- WRITTEN PROBLEM
Copy every line in which the string "text" occurs.

- MATERIAL
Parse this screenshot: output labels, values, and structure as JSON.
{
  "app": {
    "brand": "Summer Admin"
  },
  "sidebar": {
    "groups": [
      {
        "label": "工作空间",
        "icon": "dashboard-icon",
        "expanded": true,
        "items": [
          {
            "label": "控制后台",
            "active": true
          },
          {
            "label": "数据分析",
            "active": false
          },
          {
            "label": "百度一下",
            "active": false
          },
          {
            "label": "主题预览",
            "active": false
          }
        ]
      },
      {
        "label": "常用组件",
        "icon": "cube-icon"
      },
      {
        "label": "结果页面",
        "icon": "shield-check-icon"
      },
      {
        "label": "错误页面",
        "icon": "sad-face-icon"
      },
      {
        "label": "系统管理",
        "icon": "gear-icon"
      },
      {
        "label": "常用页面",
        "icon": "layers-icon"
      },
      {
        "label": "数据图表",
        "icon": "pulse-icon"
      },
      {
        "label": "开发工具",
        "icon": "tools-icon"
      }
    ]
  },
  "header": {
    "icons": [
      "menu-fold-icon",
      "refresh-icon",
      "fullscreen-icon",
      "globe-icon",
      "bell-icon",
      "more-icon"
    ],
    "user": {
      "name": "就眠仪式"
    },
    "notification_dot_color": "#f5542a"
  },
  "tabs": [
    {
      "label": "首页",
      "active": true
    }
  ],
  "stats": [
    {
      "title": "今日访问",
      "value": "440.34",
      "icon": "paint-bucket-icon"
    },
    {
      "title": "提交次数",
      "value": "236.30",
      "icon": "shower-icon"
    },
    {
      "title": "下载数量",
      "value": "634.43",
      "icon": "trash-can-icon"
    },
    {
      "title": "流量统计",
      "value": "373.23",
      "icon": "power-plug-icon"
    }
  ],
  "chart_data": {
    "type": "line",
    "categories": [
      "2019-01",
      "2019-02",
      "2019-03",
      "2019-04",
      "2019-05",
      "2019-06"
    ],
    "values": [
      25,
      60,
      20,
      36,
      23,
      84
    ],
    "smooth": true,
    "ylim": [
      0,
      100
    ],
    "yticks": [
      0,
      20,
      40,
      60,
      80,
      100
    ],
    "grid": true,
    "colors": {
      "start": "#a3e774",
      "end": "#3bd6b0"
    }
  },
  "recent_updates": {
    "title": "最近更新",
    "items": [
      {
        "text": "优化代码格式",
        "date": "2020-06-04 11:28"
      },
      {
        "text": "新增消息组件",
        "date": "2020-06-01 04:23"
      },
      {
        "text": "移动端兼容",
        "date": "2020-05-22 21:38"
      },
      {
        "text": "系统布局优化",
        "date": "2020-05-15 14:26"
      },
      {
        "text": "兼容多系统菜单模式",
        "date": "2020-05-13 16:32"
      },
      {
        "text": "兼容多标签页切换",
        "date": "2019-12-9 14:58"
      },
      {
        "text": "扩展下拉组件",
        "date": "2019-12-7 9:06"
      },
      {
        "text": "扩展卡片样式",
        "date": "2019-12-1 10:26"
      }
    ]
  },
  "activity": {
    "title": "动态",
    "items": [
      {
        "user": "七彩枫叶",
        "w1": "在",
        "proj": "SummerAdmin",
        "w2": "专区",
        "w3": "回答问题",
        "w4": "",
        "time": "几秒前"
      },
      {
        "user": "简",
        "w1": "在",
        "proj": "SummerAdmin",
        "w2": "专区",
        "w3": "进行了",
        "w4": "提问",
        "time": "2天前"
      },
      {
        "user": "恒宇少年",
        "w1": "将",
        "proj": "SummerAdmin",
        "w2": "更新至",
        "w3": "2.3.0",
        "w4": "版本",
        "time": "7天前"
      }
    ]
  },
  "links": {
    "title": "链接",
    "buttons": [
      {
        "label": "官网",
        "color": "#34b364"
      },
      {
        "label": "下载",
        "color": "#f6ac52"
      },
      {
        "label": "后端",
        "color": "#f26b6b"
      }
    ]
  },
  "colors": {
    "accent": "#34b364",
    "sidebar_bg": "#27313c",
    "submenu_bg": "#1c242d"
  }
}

- THE SOLUTION
        "text": "优化代码格式",
        "text": "新增消息组件",
        "text": "移动端兼容",
        "text": "系统布局优化",
        "text": "兼容多系统菜单模式",
        "text": "兼容多标签页切换",
        "text": "扩展下拉组件",
        "text": "扩展卡片样式",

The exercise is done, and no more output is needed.